━━━ STORED ROWS ━━━

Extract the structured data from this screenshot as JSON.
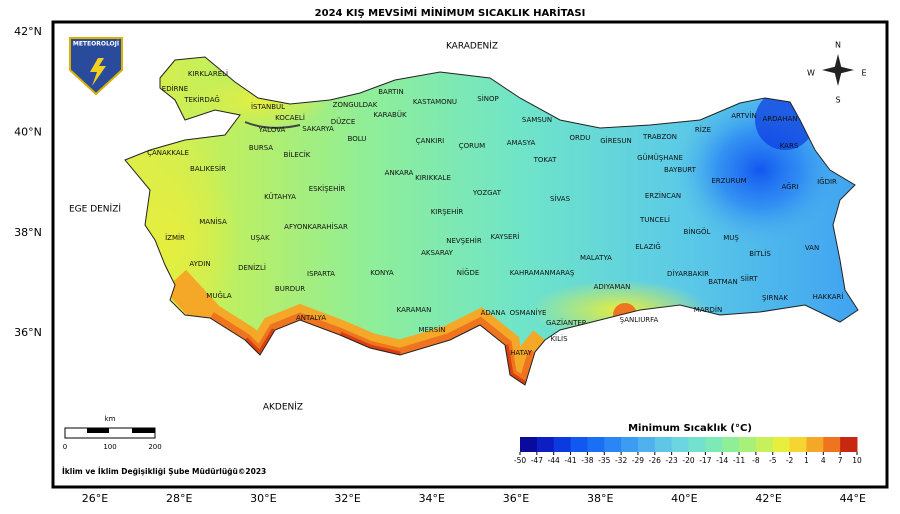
{
  "title": "2024 KIŞ MEVSİMİ MİNİMUM SICAKLIK HARİTASI",
  "axes": {
    "lon_labels": [
      "26°E",
      "28°E",
      "30°E",
      "32°E",
      "34°E",
      "36°E",
      "38°E",
      "40°E",
      "42°E",
      "44°E"
    ],
    "lat_labels": [
      "42°N",
      "40°N",
      "38°N",
      "36°N"
    ]
  },
  "seas": [
    "KARADENİZ",
    "EGE DENİZİ",
    "AKDENİZ"
  ],
  "provinces": [
    "KIRKLARELİ",
    "EDİRNE",
    "TEKİRDAĞ",
    "İSTANBUL",
    "KOCAELİ",
    "SAKARYA",
    "DÜZCE",
    "ZONGULDAK",
    "BARTIN",
    "KARABÜK",
    "KASTAMONU",
    "SİNOP",
    "SAMSUN",
    "ORDU",
    "GİRESUN",
    "TRABZON",
    "RİZE",
    "ARTVİN",
    "ARDAHAN",
    "KARS",
    "IĞDIR",
    "AĞRI",
    "ERZURUM",
    "BAYBURT",
    "GÜMÜŞHANE",
    "ERZİNCAN",
    "TUNCELİ",
    "BİNGÖL",
    "MUŞ",
    "VAN",
    "BİTLİS",
    "HAKKARİ",
    "ŞIRNAK",
    "SİİRT",
    "BATMAN",
    "MARDİN",
    "DİYARBAKIR",
    "ELAZIĞ",
    "MALATYA",
    "ADIYAMAN",
    "ŞANLIURFA",
    "GAZİANTEP",
    "KİLİS",
    "OSMANİYE",
    "HATAY",
    "ADANA",
    "KAHRAMANMARAŞ",
    "SİVAS",
    "TOKAT",
    "AMASYA",
    "ÇORUM",
    "ÇANKIRI",
    "BOLU",
    "BİLECİK",
    "BURSA",
    "YALOVA",
    "BALIKESİR",
    "ÇANAKKALE",
    "İZMİR",
    "MANİSA",
    "UŞAK",
    "KÜTAHYA",
    "ESKİŞEHİR",
    "AFYONKARAHİSAR",
    "DENİZLİ",
    "AYDIN",
    "MUĞLA",
    "BURDUR",
    "ISPARTA",
    "ANTALYA",
    "KONYA",
    "KARAMAN",
    "MERSİN",
    "NİĞDE",
    "AKSARAY",
    "NEVŞEHİR",
    "KAYSERİ",
    "KIRŞEHİR",
    "KIRIKKALE",
    "ANKARA",
    "YOZGAT"
  ],
  "legend": {
    "title": "Minimum Sıcaklık (°C)",
    "ticks": [
      -50,
      -47,
      -44,
      -41,
      -38,
      -35,
      -32,
      -29,
      -26,
      -23,
      -20,
      -17,
      -14,
      -11,
      -8,
      -5,
      -2,
      1,
      4,
      7,
      10
    ],
    "colors": [
      "#0a0a9c",
      "#0b1fc4",
      "#0d3ae0",
      "#1257f0",
      "#1b6ff5",
      "#2b86f5",
      "#3c9cf2",
      "#4fb2ee",
      "#5fc6e8",
      "#6bd6df",
      "#72e2cf",
      "#7de9b6",
      "#8fee98",
      "#a7f07a",
      "#c6f05c",
      "#e6ee3e",
      "#f6d530",
      "#f5a828",
      "#ee7420",
      "#c8280f"
    ]
  },
  "scale_bar": {
    "unit": "km",
    "labels": [
      "0",
      "100",
      "200"
    ]
  },
  "logo": "METEOROLOJİ",
  "compass": [
    "N",
    "E",
    "S",
    "W"
  ],
  "credit": "İklim ve İklim Değişikliği Şube Müdürlüğü©2023"
}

━━━

Every record above should come back exactly, but without its pictures.

Extract the structured data from this screenshot as JSON.
{
  "title": "2024 KIŞ MEVSİMİ MİNİMUM SICAKLIK HARİTASI",
  "axes": {
    "lon_labels": [
      "26°E",
      "28°E",
      "30°E",
      "32°E",
      "34°E",
      "36°E",
      "38°E",
      "40°E",
      "42°E",
      "44°E"
    ],
    "lat_labels": [
      "42°N",
      "40°N",
      "38°N",
      "36°N"
    ]
  },
  "seas": [
    "KARADENİZ",
    "EGE DENİZİ",
    "AKDENİZ"
  ],
  "provinces": [
    "KIRKLARELİ",
    "EDİRNE",
    "TEKİRDAĞ",
    "İSTANBUL",
    "KOCAELİ",
    "SAKARYA",
    "DÜZCE",
    "ZONGULDAK",
    "BARTIN",
    "KARABÜK",
    "KASTAMONU",
    "SİNOP",
    "SAMSUN",
    "ORDU",
    "GİRESUN",
    "TRABZON",
    "RİZE",
    "ARTVİN",
    "ARDAHAN",
    "KARS",
    "IĞDIR",
    "AĞRI",
    "ERZURUM",
    "BAYBURT",
    "GÜMÜŞHANE",
    "ERZİNCAN",
    "TUNCELİ",
    "BİNGÖL",
    "MUŞ",
    "VAN",
    "BİTLİS",
    "HAKKARİ",
    "ŞIRNAK",
    "SİİRT",
    "BATMAN",
    "MARDİN",
    "DİYARBAKIR",
    "ELAZIĞ",
    "MALATYA",
    "ADIYAMAN",
    "ŞANLIURFA",
    "GAZİANTEP",
    "KİLİS",
    "OSMANİYE",
    "HATAY",
    "ADANA",
    "KAHRAMANMARAŞ",
    "SİVAS",
    "TOKAT",
    "AMASYA",
    "ÇORUM",
    "ÇANKIRI",
    "BOLU",
    "BİLECİK",
    "BURSA",
    "YALOVA",
    "BALIKESİR",
    "ÇANAKKALE",
    "İZMİR",
    "MANİSA",
    "UŞAK",
    "KÜTAHYA",
    "ESKİŞEHİR",
    "AFYONKARAHİSAR",
    "DENİZLİ",
    "AYDIN",
    "MUĞLA",
    "BURDUR",
    "ISPARTA",
    "ANTALYA",
    "KONYA",
    "KARAMAN",
    "MERSİN",
    "NİĞDE",
    "AKSARAY",
    "NEVŞEHİR",
    "KAYSERİ",
    "KIRŞEHİR",
    "KIRIKKALE",
    "ANKARA",
    "YOZGAT"
  ],
  "legend": {
    "title": "Minimum Sıcaklık (°C)",
    "ticks": [
      -50,
      -47,
      -44,
      -41,
      -38,
      -35,
      -32,
      -29,
      -26,
      -23,
      -20,
      -17,
      -14,
      -11,
      -8,
      -5,
      -2,
      1,
      4,
      7,
      10
    ],
    "colors": [
      "#0a0a9c",
      "#0b1fc4",
      "#0d3ae0",
      "#1257f0",
      "#1b6ff5",
      "#2b86f5",
      "#3c9cf2",
      "#4fb2ee",
      "#5fc6e8",
      "#6bd6df",
      "#72e2cf",
      "#7de9b6",
      "#8fee98",
      "#a7f07a",
      "#c6f05c",
      "#e6ee3e",
      "#f6d530",
      "#f5a828",
      "#ee7420",
      "#c8280f"
    ]
  },
  "scale_bar": {
    "unit": "km",
    "labels": [
      "0",
      "100",
      "200"
    ]
  },
  "logo": "METEOROLOJİ",
  "compass": [
    "N",
    "E",
    "S",
    "W"
  ],
  "credit": "İklim ve İklim Değişikliği Şube Müdürlüğü©2023"
}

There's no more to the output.